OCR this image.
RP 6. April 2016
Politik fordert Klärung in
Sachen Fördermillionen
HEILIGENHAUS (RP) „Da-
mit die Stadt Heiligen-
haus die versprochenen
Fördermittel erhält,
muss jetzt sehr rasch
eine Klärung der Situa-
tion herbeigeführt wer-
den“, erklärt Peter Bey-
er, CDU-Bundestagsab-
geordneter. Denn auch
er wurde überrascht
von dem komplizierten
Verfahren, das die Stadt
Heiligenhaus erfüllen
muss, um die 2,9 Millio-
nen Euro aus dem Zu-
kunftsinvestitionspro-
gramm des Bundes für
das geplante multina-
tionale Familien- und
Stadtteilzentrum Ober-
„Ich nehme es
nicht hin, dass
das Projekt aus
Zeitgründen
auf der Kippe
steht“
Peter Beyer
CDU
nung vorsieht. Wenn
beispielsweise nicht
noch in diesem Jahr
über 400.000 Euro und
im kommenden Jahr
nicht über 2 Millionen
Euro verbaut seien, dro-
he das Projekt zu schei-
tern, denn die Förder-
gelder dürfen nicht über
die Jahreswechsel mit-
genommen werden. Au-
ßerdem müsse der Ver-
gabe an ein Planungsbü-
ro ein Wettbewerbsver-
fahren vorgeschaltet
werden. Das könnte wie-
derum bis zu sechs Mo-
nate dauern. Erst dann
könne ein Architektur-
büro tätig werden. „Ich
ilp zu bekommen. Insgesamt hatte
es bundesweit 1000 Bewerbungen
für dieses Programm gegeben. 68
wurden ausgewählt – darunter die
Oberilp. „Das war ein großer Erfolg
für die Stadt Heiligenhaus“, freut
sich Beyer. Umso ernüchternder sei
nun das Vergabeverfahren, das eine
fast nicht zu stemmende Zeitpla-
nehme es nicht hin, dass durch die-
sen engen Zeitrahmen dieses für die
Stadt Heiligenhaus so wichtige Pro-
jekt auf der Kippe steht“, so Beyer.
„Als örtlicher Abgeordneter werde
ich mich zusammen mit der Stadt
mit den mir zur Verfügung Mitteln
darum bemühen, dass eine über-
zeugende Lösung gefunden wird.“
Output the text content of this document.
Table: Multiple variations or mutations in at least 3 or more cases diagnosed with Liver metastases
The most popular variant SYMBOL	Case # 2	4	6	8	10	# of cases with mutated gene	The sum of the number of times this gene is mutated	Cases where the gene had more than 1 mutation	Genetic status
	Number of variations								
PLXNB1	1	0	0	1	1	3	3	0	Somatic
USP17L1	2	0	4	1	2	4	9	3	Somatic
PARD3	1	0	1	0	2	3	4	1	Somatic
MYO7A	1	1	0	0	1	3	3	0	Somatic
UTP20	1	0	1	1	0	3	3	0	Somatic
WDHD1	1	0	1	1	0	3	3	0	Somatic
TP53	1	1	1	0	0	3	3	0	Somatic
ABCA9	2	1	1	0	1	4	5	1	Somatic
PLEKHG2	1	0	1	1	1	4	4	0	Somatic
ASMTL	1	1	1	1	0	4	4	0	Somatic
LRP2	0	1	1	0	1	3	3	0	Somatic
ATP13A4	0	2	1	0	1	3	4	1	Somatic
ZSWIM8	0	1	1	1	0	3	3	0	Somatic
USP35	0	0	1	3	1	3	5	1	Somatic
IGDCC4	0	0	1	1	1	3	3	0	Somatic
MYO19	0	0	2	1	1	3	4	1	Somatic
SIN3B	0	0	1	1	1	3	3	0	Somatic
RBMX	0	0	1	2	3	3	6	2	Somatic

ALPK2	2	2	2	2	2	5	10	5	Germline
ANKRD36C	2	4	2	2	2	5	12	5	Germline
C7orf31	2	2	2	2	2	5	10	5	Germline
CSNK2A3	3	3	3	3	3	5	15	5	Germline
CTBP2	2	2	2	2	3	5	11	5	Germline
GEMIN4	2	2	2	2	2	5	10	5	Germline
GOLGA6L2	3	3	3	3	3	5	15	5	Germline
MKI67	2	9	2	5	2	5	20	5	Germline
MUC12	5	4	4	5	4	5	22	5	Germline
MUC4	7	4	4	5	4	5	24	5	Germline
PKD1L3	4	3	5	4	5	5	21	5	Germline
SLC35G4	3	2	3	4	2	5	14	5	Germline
--- --- ---
● **INSTRUCTIONS TO FOLLOW**:
Could you return every line from the entries above in which the string "werden" occurs?

● **SOLUTION TO THE PROBLEM**:
genommen werden. Au-
werden. Das könnte wie-
büro tätig werden. „Ich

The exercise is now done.